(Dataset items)
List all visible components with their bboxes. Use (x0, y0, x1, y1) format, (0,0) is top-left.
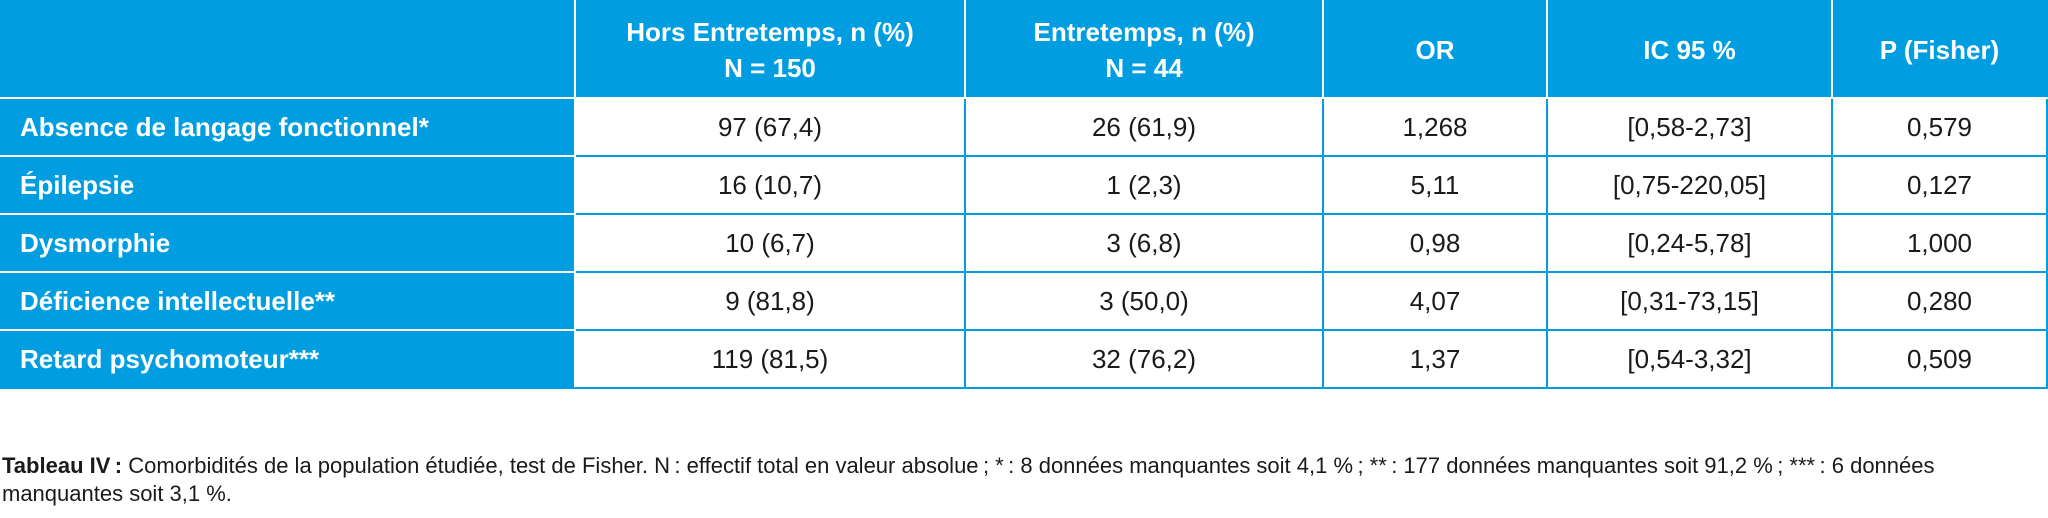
header-line1: IC 95 % (1643, 34, 1736, 65)
header-line2: N = 150 (724, 52, 816, 83)
table-cell: 9 (81,8) (574, 271, 966, 331)
header-line2: N = 44 (1105, 52, 1183, 83)
row-label: Déficience intellectuelle** (0, 271, 576, 331)
table-cell: 1 (2,3) (964, 155, 1324, 215)
comorbidity-table: Hors Entretemps, n (%) N = 150 Entretemp… (0, 0, 2048, 389)
table-row: Retard psychomoteur*** 119 (81,5) 32 (76… (0, 329, 2048, 389)
table-cell: [0,58-2,73] (1546, 97, 1833, 157)
table-cell: 1,000 (1831, 213, 2048, 273)
table-cell: 16 (10,7) (574, 155, 966, 215)
table-cell: 32 (76,2) (964, 329, 1324, 389)
header-p-fisher: P (Fisher) (1831, 0, 2048, 99)
table-cell: 0,98 (1322, 213, 1548, 273)
table-cell: 97 (67,4) (574, 97, 966, 157)
header-or: OR (1322, 0, 1548, 99)
table-cell: 119 (81,5) (574, 329, 966, 389)
header-hors-entretemps: Hors Entretemps, n (%) N = 150 (574, 0, 966, 99)
table-cell: 0,280 (1831, 271, 2048, 331)
table-row: Épilepsie 16 (10,7) 1 (2,3) 5,11 [0,75-2… (0, 155, 2048, 215)
row-label: Dysmorphie (0, 213, 576, 273)
table-cell: 5,11 (1322, 155, 1548, 215)
table-cell: [0,54-3,32] (1546, 329, 1833, 389)
header-line1: P (Fisher) (1879, 34, 2000, 65)
table-cell: 0,579 (1831, 97, 2048, 157)
table-caption: Tableau IV : Comorbidités de la populati… (2, 452, 2048, 508)
table-cell: 26 (61,9) (964, 97, 1324, 157)
caption-label: Tableau IV : (2, 453, 123, 478)
table-cell: 3 (6,8) (964, 213, 1324, 273)
table-cell: 10 (6,7) (574, 213, 966, 273)
table-cell: 3 (50,0) (964, 271, 1324, 331)
table-cell: 4,07 (1322, 271, 1548, 331)
table-cell: 0,127 (1831, 155, 2048, 215)
table-row: Déficience intellectuelle** 9 (81,8) 3 (… (0, 271, 2048, 331)
table-cell: 1,268 (1322, 97, 1548, 157)
header-ic95: IC 95 % (1546, 0, 1833, 99)
table-cell: [0,24-5,78] (1546, 213, 1833, 273)
header-line1: OR (1415, 34, 1455, 65)
table-cell: [0,31-73,15] (1546, 271, 1833, 331)
table-header-row: Hors Entretemps, n (%) N = 150 Entretemp… (0, 0, 2048, 99)
table-row: Absence de langage fonctionnel* 97 (67,4… (0, 97, 2048, 157)
table-row: Dysmorphie 10 (6,7) 3 (6,8) 0,98 [0,24-5… (0, 213, 2048, 273)
table-cell: 0,509 (1831, 329, 2048, 389)
row-label: Épilepsie (0, 155, 576, 215)
row-label: Retard psychomoteur*** (0, 329, 576, 389)
header-line1: Hors Entretemps, n (%) (626, 16, 914, 47)
row-label: Absence de langage fonctionnel* (0, 97, 576, 157)
caption-text: Comorbidités de la population étudiée, t… (2, 453, 1935, 506)
header-line1: Entretemps, n (%) (1033, 16, 1255, 47)
header-corner (0, 0, 576, 99)
header-entretemps: Entretemps, n (%) N = 44 (964, 0, 1324, 99)
table-cell: [0,75-220,05] (1546, 155, 1833, 215)
table-cell: 1,37 (1322, 329, 1548, 389)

# [GOAL]
In the dataset items above, copy out word for word the stretch from the line containing "header-line1: IC 95 % (1643, 34, 1736, 65)" through the line containing "header-line1: OR (1415, 34, 1455, 65)", both of those lines included.

# [RESPONSE TO THIS TASK]
header-line1: IC 95 % (1643, 34, 1736, 65)
header-line2: N = 150 (724, 52, 816, 83)
table-cell: 9 (81,8) (574, 271, 966, 331)
header-line2: N = 44 (1105, 52, 1183, 83)
row-label: Déficience intellectuelle** (0, 271, 576, 331)
table-cell: 1 (2,3) (964, 155, 1324, 215)
comorbidity-table: Hors Entretemps, n (%) N = 150 Entretemp… (0, 0, 2048, 389)
table-row: Retard psychomoteur*** 119 (81,5) 32 (76… (0, 329, 2048, 389)
table-cell: [0,58-2,73] (1546, 97, 1833, 157)
table-cell: 1,000 (1831, 213, 2048, 273)
table-cell: 16 (10,7) (574, 155, 966, 215)
table-cell: 32 (76,2) (964, 329, 1324, 389)
header-p-fisher: P (Fisher) (1831, 0, 2048, 99)
table-cell: 0,98 (1322, 213, 1548, 273)
table-cell: 97 (67,4) (574, 97, 966, 157)
header-or: OR (1322, 0, 1548, 99)
table-cell: 119 (81,5) (574, 329, 966, 389)
header-hors-entretemps: Hors Entretemps, n (%) N = 150 (574, 0, 966, 99)
table-cell: 0,280 (1831, 271, 2048, 331)
table-row: Épilepsie 16 (10,7) 1 (2,3) 5,11 [0,75-2… (0, 155, 2048, 215)
row-label: Dysmorphie (0, 213, 576, 273)
table-cell: 5,11 (1322, 155, 1548, 215)
table-cell: [0,54-3,32] (1546, 329, 1833, 389)
header-line1: P (Fisher) (1879, 34, 2000, 65)
table-cell: 0,579 (1831, 97, 2048, 157)
table-caption: Tableau IV : Comorbidités de la populati… (2, 452, 2048, 508)
table-cell: 26 (61,9) (964, 97, 1324, 157)
caption-label: Tableau IV : (2, 453, 123, 478)
table-cell: 3 (6,8) (964, 213, 1324, 273)
table-cell: 10 (6,7) (574, 213, 966, 273)
table-cell: 3 (50,0) (964, 271, 1324, 331)
table-cell: 4,07 (1322, 271, 1548, 331)
table-cell: 0,127 (1831, 155, 2048, 215)
table-row: Déficience intellectuelle** 9 (81,8) 3 (… (0, 271, 2048, 331)
table-cell: 1,268 (1322, 97, 1548, 157)
header-ic95: IC 95 % (1546, 0, 1833, 99)
table-cell: [0,24-5,78] (1546, 213, 1833, 273)
header-line1: OR (1415, 34, 1455, 65)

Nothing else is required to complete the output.